PROBLEM REQUIREMENTS: In the data below, find the line with "Decode this image" and output it along with every later line, exactly, but not the pictures.

[Collected data entries]
-- START --

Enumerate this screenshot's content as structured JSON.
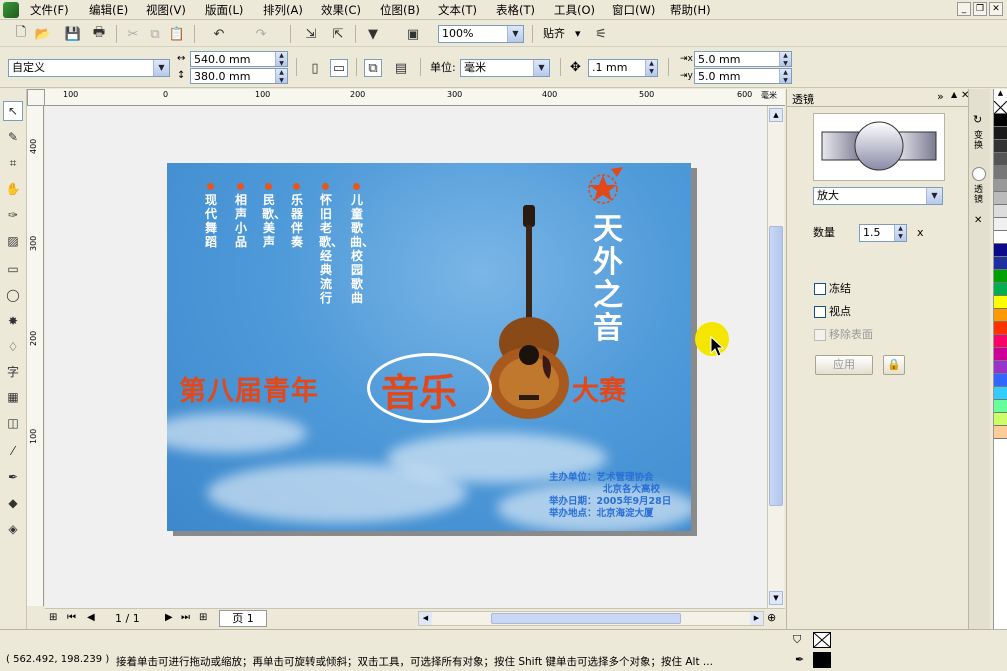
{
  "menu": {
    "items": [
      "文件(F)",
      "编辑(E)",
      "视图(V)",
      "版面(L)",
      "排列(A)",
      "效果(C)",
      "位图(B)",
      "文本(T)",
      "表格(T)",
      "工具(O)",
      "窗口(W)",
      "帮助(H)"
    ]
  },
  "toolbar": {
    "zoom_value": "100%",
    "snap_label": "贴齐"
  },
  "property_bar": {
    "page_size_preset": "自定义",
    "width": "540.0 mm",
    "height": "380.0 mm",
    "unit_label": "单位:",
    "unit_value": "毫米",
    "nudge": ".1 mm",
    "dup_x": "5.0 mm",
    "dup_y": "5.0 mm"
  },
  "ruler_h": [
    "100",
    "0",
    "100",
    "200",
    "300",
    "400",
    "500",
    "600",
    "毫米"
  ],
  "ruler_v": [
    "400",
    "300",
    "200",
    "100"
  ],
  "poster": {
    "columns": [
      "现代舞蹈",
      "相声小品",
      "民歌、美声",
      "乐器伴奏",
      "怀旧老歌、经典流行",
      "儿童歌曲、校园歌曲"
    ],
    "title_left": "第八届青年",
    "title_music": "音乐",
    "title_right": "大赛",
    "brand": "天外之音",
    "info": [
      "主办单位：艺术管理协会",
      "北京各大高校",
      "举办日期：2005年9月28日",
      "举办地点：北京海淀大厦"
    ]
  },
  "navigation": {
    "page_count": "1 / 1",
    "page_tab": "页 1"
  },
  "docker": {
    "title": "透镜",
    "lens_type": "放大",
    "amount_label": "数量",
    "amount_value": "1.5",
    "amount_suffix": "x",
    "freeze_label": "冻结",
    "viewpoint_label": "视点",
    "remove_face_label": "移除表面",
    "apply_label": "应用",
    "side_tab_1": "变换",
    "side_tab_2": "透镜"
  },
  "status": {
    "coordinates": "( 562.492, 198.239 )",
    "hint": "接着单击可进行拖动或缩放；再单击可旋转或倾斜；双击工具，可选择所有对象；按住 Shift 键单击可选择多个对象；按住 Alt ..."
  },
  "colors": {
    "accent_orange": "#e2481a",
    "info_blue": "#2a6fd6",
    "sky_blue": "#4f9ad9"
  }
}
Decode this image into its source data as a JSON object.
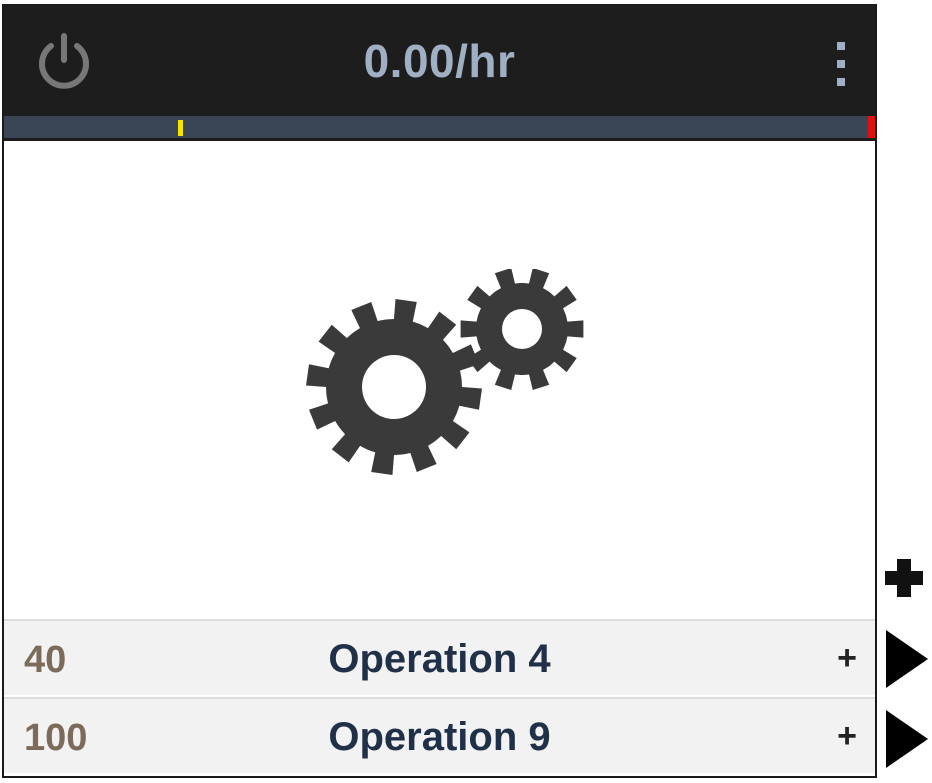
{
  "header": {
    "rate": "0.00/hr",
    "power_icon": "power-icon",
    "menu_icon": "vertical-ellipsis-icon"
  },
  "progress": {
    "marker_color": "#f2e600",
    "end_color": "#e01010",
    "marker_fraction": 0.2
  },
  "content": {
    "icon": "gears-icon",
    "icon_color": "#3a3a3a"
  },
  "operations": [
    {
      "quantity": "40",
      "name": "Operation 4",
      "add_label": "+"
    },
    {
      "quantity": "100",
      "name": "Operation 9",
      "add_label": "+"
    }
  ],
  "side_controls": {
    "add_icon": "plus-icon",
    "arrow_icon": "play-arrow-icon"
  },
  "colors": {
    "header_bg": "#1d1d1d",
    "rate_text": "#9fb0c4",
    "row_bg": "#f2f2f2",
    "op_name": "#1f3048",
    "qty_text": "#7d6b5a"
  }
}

-- END --

SOLVED PROBLEM:
Decode this image into its source data as a JSON object.
{
  "header": {
    "rate": "0.00/hr",
    "power_icon": "power-icon",
    "menu_icon": "vertical-ellipsis-icon"
  },
  "progress": {
    "marker_color": "#f2e600",
    "end_color": "#e01010",
    "marker_fraction": 0.2
  },
  "content": {
    "icon": "gears-icon",
    "icon_color": "#3a3a3a"
  },
  "operations": [
    {
      "quantity": "40",
      "name": "Operation 4",
      "add_label": "+"
    },
    {
      "quantity": "100",
      "name": "Operation 9",
      "add_label": "+"
    }
  ],
  "side_controls": {
    "add_icon": "plus-icon",
    "arrow_icon": "play-arrow-icon"
  },
  "colors": {
    "header_bg": "#1d1d1d",
    "rate_text": "#9fb0c4",
    "row_bg": "#f2f2f2",
    "op_name": "#1f3048",
    "qty_text": "#7d6b5a"
  }
}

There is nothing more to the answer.